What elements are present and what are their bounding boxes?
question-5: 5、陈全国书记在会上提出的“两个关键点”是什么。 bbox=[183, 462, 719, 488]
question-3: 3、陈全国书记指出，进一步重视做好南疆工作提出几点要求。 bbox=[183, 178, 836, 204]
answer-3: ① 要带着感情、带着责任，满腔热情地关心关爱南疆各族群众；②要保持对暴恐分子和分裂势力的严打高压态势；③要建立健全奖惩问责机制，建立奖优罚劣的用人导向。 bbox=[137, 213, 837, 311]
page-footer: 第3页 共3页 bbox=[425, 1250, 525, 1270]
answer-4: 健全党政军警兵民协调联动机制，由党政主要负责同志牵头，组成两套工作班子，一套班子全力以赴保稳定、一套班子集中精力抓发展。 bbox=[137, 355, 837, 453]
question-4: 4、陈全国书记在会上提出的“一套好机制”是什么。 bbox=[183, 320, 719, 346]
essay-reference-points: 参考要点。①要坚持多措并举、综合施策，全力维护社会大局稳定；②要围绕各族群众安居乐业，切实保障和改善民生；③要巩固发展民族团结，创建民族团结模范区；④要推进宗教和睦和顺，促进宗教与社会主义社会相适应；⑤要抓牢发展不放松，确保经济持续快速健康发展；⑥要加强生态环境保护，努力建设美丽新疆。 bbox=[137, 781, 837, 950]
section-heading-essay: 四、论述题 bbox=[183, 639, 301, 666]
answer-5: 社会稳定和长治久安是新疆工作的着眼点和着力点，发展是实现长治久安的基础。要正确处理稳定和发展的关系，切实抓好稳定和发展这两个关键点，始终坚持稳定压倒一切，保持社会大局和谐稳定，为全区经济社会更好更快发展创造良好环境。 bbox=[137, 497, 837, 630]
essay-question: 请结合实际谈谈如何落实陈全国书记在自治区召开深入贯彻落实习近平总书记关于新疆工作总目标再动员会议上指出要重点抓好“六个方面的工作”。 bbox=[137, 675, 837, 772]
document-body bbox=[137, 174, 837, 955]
───
Exercise task: Render the rows from the beginning through the line containing "page-footer: 第3页 共3页" as a JSON list of strings, one string per line, omitting blank lines; both ends are included.

Response to this task:
[
  "What elements are present and what are their bounding boxes?",
  "question-5: 5、陈全国书记在会上提出的“两个关键点”是什么。 bbox=[183, 462, 719, 488]",
  "question-3: 3、陈全国书记指出，进一步重视做好南疆工作提出几点要求。 bbox=[183, 178, 836, 204]",
  "answer-3: ① 要带着感情、带着责任，满腔热情地关心关爱南疆各族群众；②要保持对暴恐分子和分裂势力的严打高压态势；③要建立健全奖惩问责机制，建立奖优罚劣的用人导向。 bbox=[137, 213, 837, 311]",
  "page-footer: 第3页 共3页 bbox=[425, 1250, 525, 1270]"
]